» Problem
Gather all lines in the entries below that include the word "name".

════════════════════

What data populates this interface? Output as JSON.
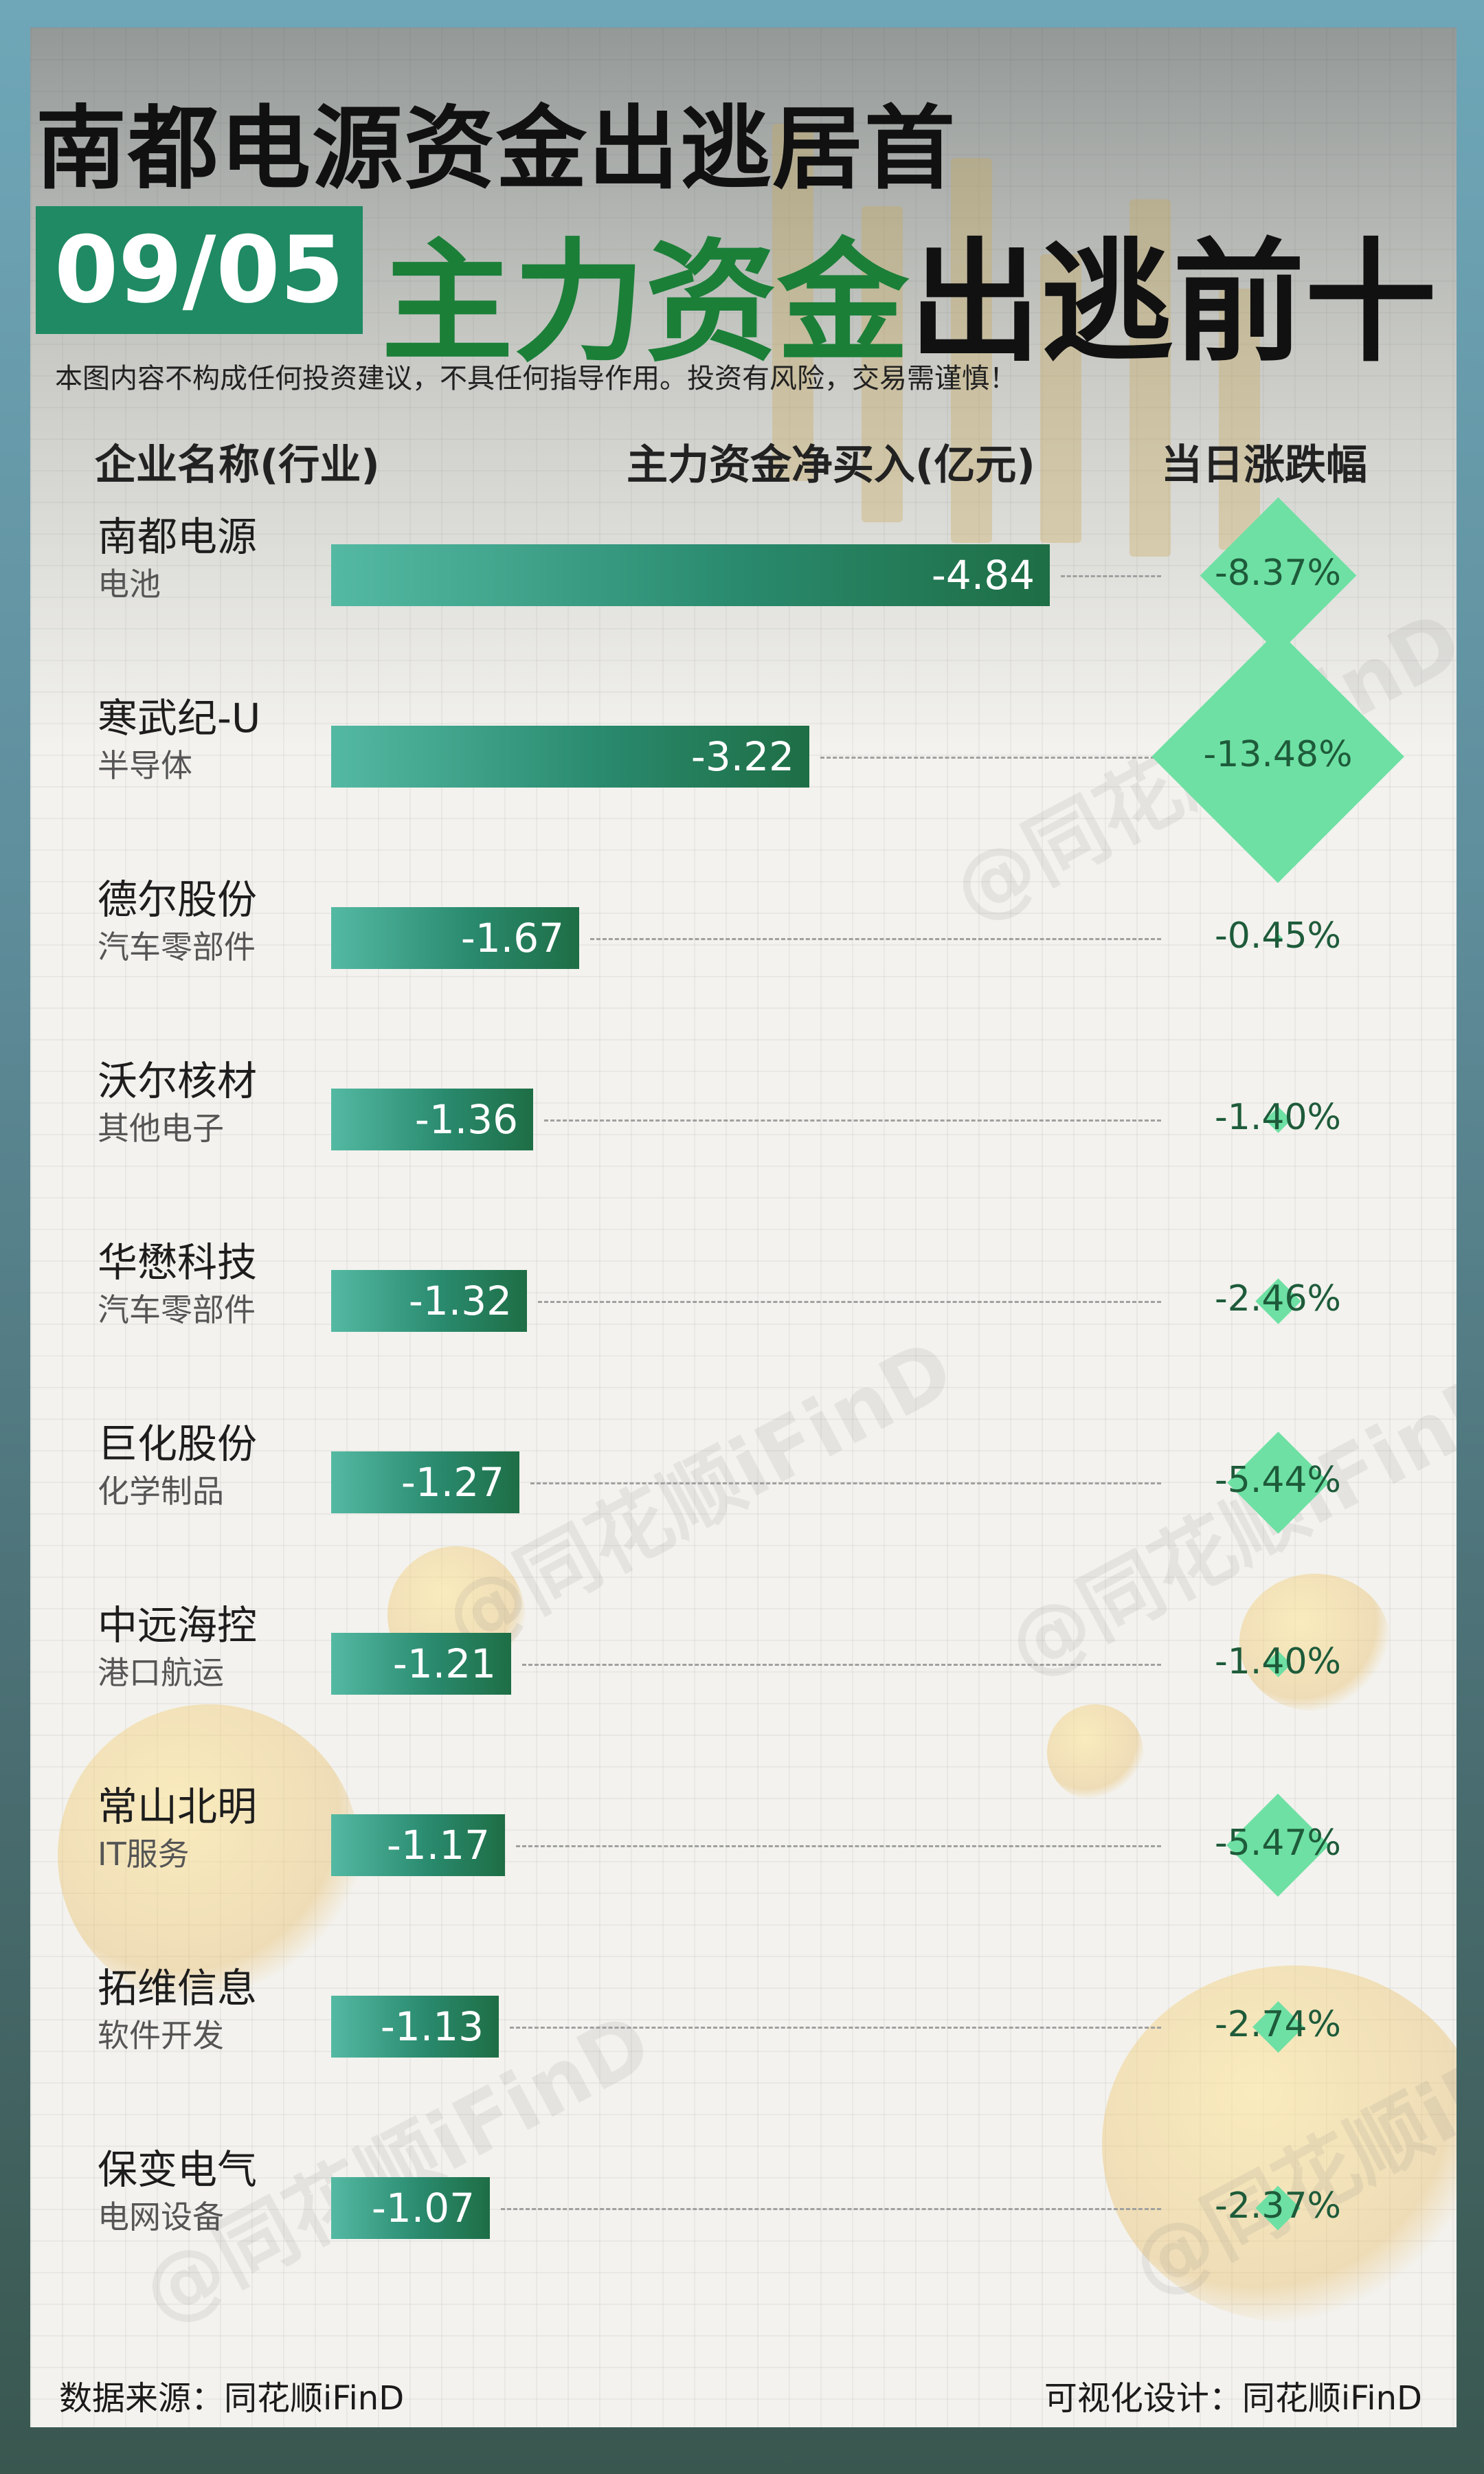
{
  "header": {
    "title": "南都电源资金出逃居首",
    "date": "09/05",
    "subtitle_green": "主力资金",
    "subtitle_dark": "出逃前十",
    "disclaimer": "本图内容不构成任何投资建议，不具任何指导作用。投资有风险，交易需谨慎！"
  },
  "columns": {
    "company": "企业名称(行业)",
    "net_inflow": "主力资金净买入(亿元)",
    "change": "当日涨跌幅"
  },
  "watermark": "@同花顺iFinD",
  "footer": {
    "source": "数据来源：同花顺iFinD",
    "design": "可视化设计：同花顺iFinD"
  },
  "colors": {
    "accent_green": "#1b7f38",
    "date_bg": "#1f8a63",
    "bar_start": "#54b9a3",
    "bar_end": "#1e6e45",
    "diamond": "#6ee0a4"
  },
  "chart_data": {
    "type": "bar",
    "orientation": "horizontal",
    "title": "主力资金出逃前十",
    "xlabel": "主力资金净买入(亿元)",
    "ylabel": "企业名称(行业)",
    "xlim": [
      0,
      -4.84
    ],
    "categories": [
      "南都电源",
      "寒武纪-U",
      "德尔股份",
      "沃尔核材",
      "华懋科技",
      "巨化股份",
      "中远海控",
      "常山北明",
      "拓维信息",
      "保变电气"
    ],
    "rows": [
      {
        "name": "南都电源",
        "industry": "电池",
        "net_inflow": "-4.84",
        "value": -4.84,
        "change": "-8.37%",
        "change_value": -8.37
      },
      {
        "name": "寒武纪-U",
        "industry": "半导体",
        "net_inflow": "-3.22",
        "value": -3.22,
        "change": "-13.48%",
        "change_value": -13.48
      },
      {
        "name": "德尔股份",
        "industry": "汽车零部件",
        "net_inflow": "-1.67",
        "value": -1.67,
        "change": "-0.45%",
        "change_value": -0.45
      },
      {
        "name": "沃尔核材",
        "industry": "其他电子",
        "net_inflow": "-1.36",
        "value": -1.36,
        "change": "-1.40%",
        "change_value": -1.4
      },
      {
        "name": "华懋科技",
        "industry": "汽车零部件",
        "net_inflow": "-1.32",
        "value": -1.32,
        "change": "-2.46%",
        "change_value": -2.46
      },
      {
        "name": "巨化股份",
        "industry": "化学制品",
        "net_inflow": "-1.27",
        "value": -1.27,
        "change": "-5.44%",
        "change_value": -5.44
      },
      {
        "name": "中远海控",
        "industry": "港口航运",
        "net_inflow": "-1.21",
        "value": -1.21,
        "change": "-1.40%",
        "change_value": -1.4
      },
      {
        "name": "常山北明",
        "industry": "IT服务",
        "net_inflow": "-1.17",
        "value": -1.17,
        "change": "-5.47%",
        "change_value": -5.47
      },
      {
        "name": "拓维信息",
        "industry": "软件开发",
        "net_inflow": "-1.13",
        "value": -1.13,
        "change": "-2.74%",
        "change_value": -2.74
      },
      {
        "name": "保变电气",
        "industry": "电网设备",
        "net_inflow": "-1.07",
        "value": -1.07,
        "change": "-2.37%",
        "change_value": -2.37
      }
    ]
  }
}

════════════════════

» Task answer
        "name": "南都电源",
        "name": "寒武纪-U",
        "name": "德尔股份",
        "name": "沃尔核材",
        "name": "华懋科技",
        "name": "巨化股份",
        "name": "中远海控",
        "name": "常山北明",
        "name": "拓维信息",
        "name": "保变电气",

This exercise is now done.